[Dataset records]
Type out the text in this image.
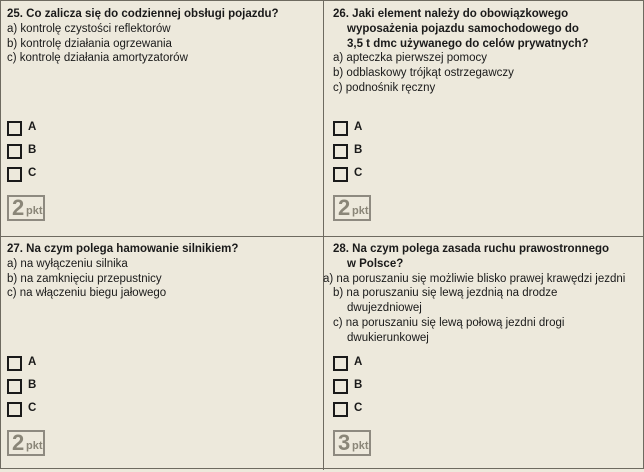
25. Co zalicza się do codziennej obsługi pojazdu?
a) kontrolę czystości reflektorów
b) kontrolę działania ogrzewania
c) kontrolę działania amortyzatorów
A
B
C
2 pkt
26. Jaki element należy do obowiązkowego
wyposażenia pojazdu samochodowego do
3,5 t dmc używanego do celów prywatnych?
a) apteczka pierwszej pomocy
b) odblaskowy trójkąt ostrzegawczy
c) podnośnik ręczny
A
B
C
2 pkt
27. Na czym polega hamowanie silnikiem?
a) na wyłączeniu silnika
b) na zamknięciu przepustnicy
c) na włączeniu biegu jałowego
A
B
C
2 pkt
28. Na czym polega zasada ruchu prawostronnego
w Polsce?
a) na poruszaniu się możliwie blisko prawej krawędzi jezdni
b) na poruszaniu się lewą jezdnią na drodze
dwujezdniowej
c) na poruszaniu się lewą połową jezdni drogi
dwukierunkowej
A
B
C
3 pkt
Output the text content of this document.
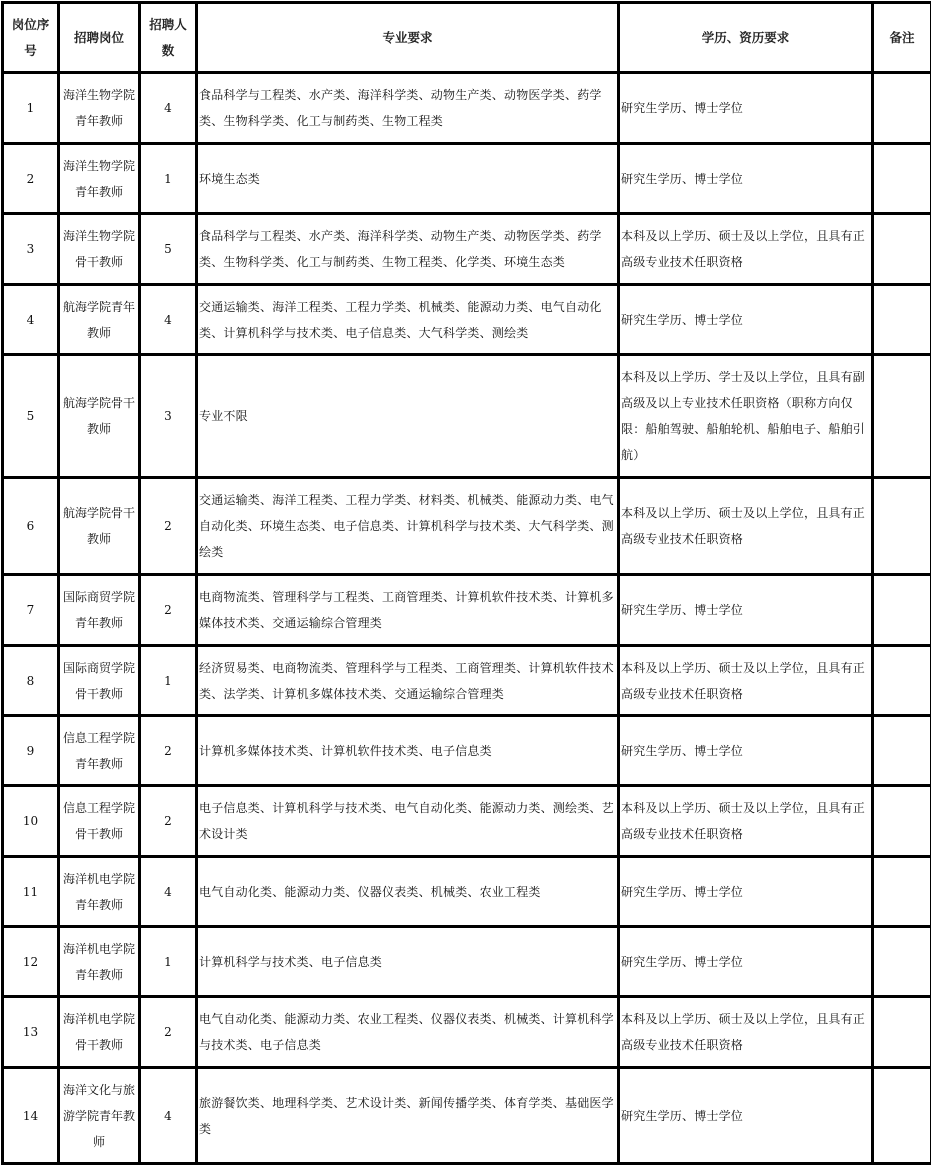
岗位序号	招聘岗位	招聘人数	专业要求	学历、资历要求	备注
1	海洋生物学院青年教师	4	食品科学与工程类、水产类、海洋科学类、动物生产类、动物医学类、药学类、生物科学类、化工与制药类、生物工程类	研究生学历、博士学位	
2	海洋生物学院青年教师	1	环境生态类	研究生学历、博士学位	
3	海洋生物学院骨干教师	5	食品科学与工程类、水产类、海洋科学类、动物生产类、动物医学类、药学类、生物科学类、化工与制药类、生物工程类、化学类、环境生态类	本科及以上学历、硕士及以上学位，且具有正高级专业技术任职资格	
4	航海学院青年教师	4	交通运输类、海洋工程类、工程力学类、机械类、能源动力类、电气自动化类、计算机科学与技术类、电子信息类、大气科学类、测绘类	研究生学历、博士学位	
5	航海学院骨干教师	3	专业不限	本科及以上学历、学士及以上学位，且具有副高级及以上专业技术任职资格（职称方向仅限：船舶驾驶、船舶轮机、船舶电子、船舶引航）	
6	航海学院骨干教师	2	交通运输类、海洋工程类、工程力学类、材料类、机械类、能源动力类、电气自动化类、环境生态类、电子信息类、计算机科学与技术类、大气科学类、测绘类	本科及以上学历、硕士及以上学位，且具有正高级专业技术任职资格	
7	国际商贸学院青年教师	2	电商物流类、管理科学与工程类、工商管理类、计算机软件技术类、计算机多媒体技术类、交通运输综合管理类	研究生学历、博士学位	
8	国际商贸学院骨干教师	1	经济贸易类、电商物流类、管理科学与工程类、工商管理类、计算机软件技术类、法学类、计算机多媒体技术类、交通运输综合管理类	本科及以上学历、硕士及以上学位，且具有正高级专业技术任职资格	
9	信息工程学院青年教师	2	计算机多媒体技术类、计算机软件技术类、电子信息类	研究生学历、博士学位	
10	信息工程学院骨干教师	2	电子信息类、计算机科学与技术类、电气自动化类、能源动力类、测绘类、艺术设计类	本科及以上学历、硕士及以上学位，且具有正高级专业技术任职资格	
11	海洋机电学院青年教师	4	电气自动化类、能源动力类、仪器仪表类、机械类、农业工程类	研究生学历、博士学位	
12	海洋机电学院青年教师	1	计算机科学与技术类、电子信息类	研究生学历、博士学位	
13	海洋机电学院骨干教师	2	电气自动化类、能源动力类、农业工程类、仪器仪表类、机械类、计算机科学与技术类、电子信息类	本科及以上学历、硕士及以上学位，且具有正高级专业技术任职资格	
14	海洋文化与旅游学院青年教师	4	旅游餐饮类、地理科学类、艺术设计类、新闻传播学类、体育学类、基础医学类	研究生学历、博士学位	
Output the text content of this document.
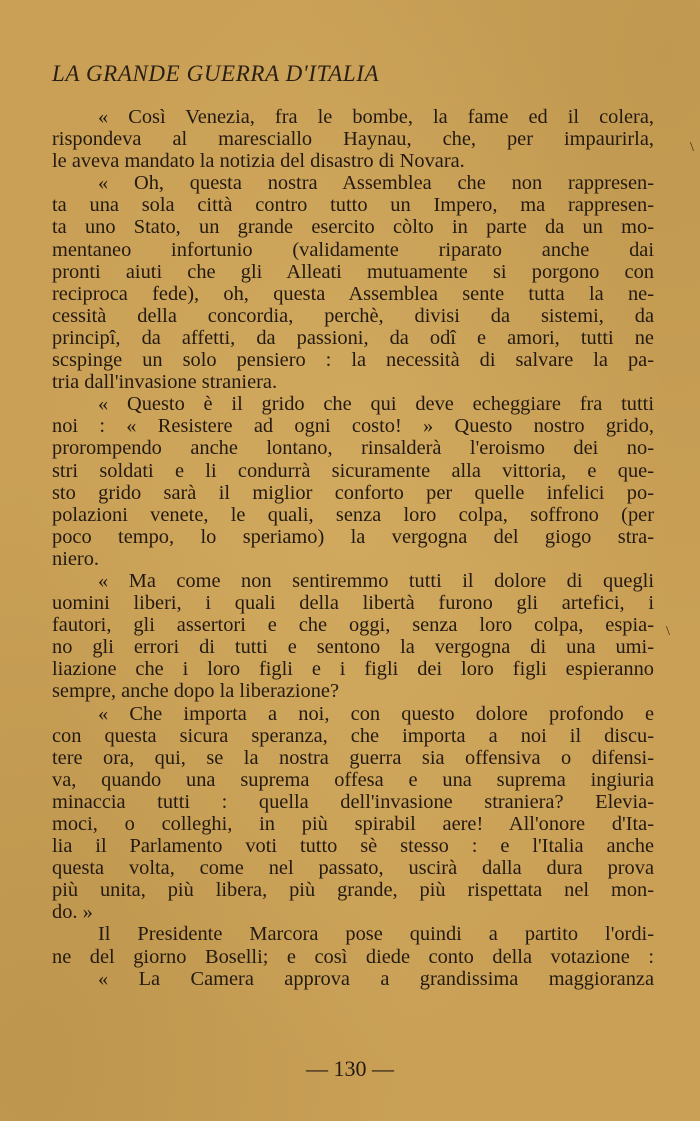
LA GRANDE GUERRA D'ITALIA
« Così Venezia, fra le bombe, la fame ed il colera,
rispondeva al maresciallo Haynau, che, per impaurirla,
le aveva mandato la notizia del disastro di Novara.
« Oh, questa nostra Assemblea che non rappresen-
ta una sola città contro tutto un Impero, ma rappresen-
ta uno Stato, un grande esercito còlto in parte da un mo-
mentaneo infortunio (validamente riparato anche dai
pronti aiuti che gli Alleati mutuamente si porgono con
reciproca fede), oh, questa Assemblea sente tutta la ne-
cessità della concordia, perchè, divisi da sistemi, da
principî, da affetti, da passioni, da odî e amori, tutti ne
scspinge un solo pensiero : la necessità di salvare la pa-
tria dall'invasione straniera.
« Questo è il grido che qui deve echeggiare fra tutti
noi : « Resistere ad ogni costo! » Questo nostro grido,
prorompendo anche lontano, rinsalderà l'eroismo dei no-
stri soldati e li condurrà sicuramente alla vittoria, e que-
sto grido sarà il miglior conforto per quelle infelici po-
polazioni venete, le quali, senza loro colpa, soffrono (per
poco tempo, lo speriamo) la vergogna del giogo stra-
niero.
« Ma come non sentiremmo tutti il dolore di quegli
uomini liberi, i quali della libertà furono gli artefici, i
fautori, gli assertori e che oggi, senza loro colpa, espia-
no gli errori di tutti e sentono la vergogna di una umi-
liazione che i loro figli e i figli dei loro figli espieranno
sempre, anche dopo la liberazione?
« Che importa a noi, con questo dolore profondo e
con questa sicura speranza, che importa a noi il discu-
tere ora, qui, se la nostra guerra sia offensiva o difensi-
va, quando una suprema offesa e una suprema ingiuria
minaccia tutti : quella dell'invasione straniera? Elevia-
moci, o colleghi, in più spirabil aere! All'onore d'Ita-
lia il Parlamento voti tutto sè stesso : e l'Italia anche
questa volta, come nel passato, uscirà dalla dura prova
più unita, più libera, più grande, più rispettata nel mon-
do. »
Il Presidente Marcora pose quindi a partito l'ordi-
ne del giorno Boselli; e così diede conto della votazione :
« La Camera approva a grandissima maggioranza
— 130 —
\
\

Instructions to follow :: Identify each line in the entries with the word "quali" and copy it.

Exercise result ::
polazioni venete, le quali, senza loro colpa, soffrono (per
uomini liberi, i quali della libertà furono gli artefici, i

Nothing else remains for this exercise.